Entries with figure data:

━━━━━━━━━━━━━━━━━━━━

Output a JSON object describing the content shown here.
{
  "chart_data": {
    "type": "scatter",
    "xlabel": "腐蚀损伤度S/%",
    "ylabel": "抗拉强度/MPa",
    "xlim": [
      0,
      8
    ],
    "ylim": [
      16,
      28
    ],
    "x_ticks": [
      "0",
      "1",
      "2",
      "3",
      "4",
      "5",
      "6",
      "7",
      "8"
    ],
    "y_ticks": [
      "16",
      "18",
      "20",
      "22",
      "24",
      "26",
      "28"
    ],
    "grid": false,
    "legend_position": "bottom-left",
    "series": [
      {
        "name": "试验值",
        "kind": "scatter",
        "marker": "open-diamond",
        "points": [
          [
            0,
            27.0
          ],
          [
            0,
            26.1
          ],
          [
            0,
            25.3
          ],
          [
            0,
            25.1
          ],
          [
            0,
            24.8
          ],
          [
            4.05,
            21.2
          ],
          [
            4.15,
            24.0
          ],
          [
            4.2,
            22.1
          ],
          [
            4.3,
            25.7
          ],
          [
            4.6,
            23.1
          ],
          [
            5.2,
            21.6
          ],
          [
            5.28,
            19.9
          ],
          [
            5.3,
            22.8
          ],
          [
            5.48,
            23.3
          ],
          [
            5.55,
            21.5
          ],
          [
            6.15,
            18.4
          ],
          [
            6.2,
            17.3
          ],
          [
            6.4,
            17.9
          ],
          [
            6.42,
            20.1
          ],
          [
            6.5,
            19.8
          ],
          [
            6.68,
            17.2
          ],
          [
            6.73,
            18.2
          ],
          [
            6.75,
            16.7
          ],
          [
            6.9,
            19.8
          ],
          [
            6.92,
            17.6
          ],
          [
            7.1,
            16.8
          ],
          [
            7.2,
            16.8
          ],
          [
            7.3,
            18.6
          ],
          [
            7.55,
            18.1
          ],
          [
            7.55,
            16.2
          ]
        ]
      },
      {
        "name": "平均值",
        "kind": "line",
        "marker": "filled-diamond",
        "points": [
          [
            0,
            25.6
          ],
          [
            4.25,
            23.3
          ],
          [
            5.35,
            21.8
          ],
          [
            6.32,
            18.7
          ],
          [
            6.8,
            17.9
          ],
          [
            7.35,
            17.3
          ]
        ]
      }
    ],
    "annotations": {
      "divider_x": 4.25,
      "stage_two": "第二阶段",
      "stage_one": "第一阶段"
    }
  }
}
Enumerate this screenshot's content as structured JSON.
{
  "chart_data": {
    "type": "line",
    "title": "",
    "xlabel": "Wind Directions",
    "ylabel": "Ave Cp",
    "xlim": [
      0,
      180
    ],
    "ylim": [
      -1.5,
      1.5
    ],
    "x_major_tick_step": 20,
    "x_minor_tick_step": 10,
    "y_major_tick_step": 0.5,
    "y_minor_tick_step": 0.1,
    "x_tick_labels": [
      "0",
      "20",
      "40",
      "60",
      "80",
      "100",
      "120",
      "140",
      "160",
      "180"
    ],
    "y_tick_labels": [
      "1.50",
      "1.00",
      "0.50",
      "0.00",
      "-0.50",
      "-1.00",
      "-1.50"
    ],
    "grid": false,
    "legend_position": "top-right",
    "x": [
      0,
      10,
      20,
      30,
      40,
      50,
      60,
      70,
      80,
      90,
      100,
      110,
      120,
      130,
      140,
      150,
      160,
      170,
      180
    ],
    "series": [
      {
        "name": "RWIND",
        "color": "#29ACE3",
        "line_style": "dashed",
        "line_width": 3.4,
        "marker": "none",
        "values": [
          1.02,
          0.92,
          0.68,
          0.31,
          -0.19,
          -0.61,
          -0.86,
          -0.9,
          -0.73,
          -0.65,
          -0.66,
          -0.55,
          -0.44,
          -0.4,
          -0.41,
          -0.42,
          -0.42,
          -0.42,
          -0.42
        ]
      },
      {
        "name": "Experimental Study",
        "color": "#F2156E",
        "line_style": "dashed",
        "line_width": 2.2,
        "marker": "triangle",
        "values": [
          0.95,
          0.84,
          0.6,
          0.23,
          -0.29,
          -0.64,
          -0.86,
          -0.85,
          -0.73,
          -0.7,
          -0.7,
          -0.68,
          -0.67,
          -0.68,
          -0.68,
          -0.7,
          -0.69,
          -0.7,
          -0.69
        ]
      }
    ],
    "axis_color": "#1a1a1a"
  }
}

━━━━━━━━━━━━━━━━━━━━

**REQUIREMENTS**.
Reproduce the material exactly, with every line intact.

**CORRECT ANSWER**.
Output a JSON object describing the content shown here.
{
  "chart_data": {
    "type": "scatter",
    "xlabel": "腐蚀损伤度S/%",
    "ylabel": "抗拉强度/MPa",
    "xlim": [
      0,
      8
    ],
    "ylim": [
      16,
      28
    ],
    "x_ticks": [
      "0",
      "1",
      "2",
      "3",
      "4",
      "5",
      "6",
      "7",
      "8"
    ],
    "y_ticks": [
      "16",
      "18",
      "20",
      "22",
      "24",
      "26",
      "28"
    ],
    "grid": false,
    "legend_position": "bottom-left",
    "series": [
      {
        "name": "试验值",
        "kind": "scatter",
        "marker": "open-diamond",
        "points": [
          [
            0,
            27.0
          ],
          [
            0,
            26.1
          ],
          [
            0,
            25.3
          ],
          [
            0,
            25.1
          ],
          [
            0,
            24.8
          ],
          [
            4.05,
            21.2
          ],
          [
            4.15,
            24.0
          ],
          [
            4.2,
            22.1
          ],
          [
            4.3,
            25.7
          ],
          [
            4.6,
            23.1
          ],
          [
            5.2,
            21.6
          ],
          [
            5.28,
            19.9
          ],
          [
            5.3,
            22.8
          ],
          [
            5.48,
            23.3
          ],
          [
            5.55,
            21.5
          ],
          [
            6.15,
            18.4
          ],
          [
            6.2,
            17.3
          ],
          [
            6.4,
            17.9
          ],
          [
            6.42,
            20.1
          ],
          [
            6.5,
            19.8
          ],
          [
            6.68,
            17.2
          ],
          [
            6.73,
            18.2
          ],
          [
            6.75,
            16.7
          ],
          [
            6.9,
            19.8
          ],
          [
            6.92,
            17.6
          ],
          [
            7.1,
            16.8
          ],
          [
            7.2,
            16.8
          ],
          [
            7.3,
            18.6
          ],
          [
            7.55,
            18.1
          ],
          [
            7.55,
            16.2
          ]
        ]
      },
      {
        "name": "平均值",
        "kind": "line",
        "marker": "filled-diamond",
        "points": [
          [
            0,
            25.6
          ],
          [
            4.25,
            23.3
          ],
          [
            5.35,
            21.8
          ],
          [
            6.32,
            18.7
          ],
          [
            6.8,
            17.9
          ],
          [
            7.35,
            17.3
          ]
        ]
      }
    ],
    "annotations": {
      "divider_x": 4.25,
      "stage_two": "第二阶段",
      "stage_one": "第一阶段"
    }
  }
}
Enumerate this screenshot's content as structured JSON.
{
  "chart_data": {
    "type": "line",
    "title": "",
    "xlabel": "Wind Directions",
    "ylabel": "Ave Cp",
    "xlim": [
      0,
      180
    ],
    "ylim": [
      -1.5,
      1.5
    ],
    "x_major_tick_step": 20,
    "x_minor_tick_step": 10,
    "y_major_tick_step": 0.5,
    "y_minor_tick_step": 0.1,
    "x_tick_labels": [
      "0",
      "20",
      "40",
      "60",
      "80",
      "100",
      "120",
      "140",
      "160",
      "180"
    ],
    "y_tick_labels": [
      "1.50",
      "1.00",
      "0.50",
      "0.00",
      "-0.50",
      "-1.00",
      "-1.50"
    ],
    "grid": false,
    "legend_position": "top-right",
    "x": [
      0,
      10,
      20,
      30,
      40,
      50,
      60,
      70,
      80,
      90,
      100,
      110,
      120,
      130,
      140,
      150,
      160,
      170,
      180
    ],
    "series": [
      {
        "name": "RWIND",
        "color": "#29ACE3",
        "line_style": "dashed",
        "line_width": 3.4,
        "marker": "none",
        "values": [
          1.02,
          0.92,
          0.68,
          0.31,
          -0.19,
          -0.61,
          -0.86,
          -0.9,
          -0.73,
          -0.65,
          -0.66,
          -0.55,
          -0.44,
          -0.4,
          -0.41,
          -0.42,
          -0.42,
          -0.42,
          -0.42
        ]
      },
      {
        "name": "Experimental Study",
        "color": "#F2156E",
        "line_style": "dashed",
        "line_width": 2.2,
        "marker": "triangle",
        "values": [
          0.95,
          0.84,
          0.6,
          0.23,
          -0.29,
          -0.64,
          -0.86,
          -0.85,
          -0.73,
          -0.7,
          -0.7,
          -0.68,
          -0.67,
          -0.68,
          -0.68,
          -0.7,
          -0.69,
          -0.7,
          -0.69
        ]
      }
    ],
    "axis_color": "#1a1a1a"
  }
}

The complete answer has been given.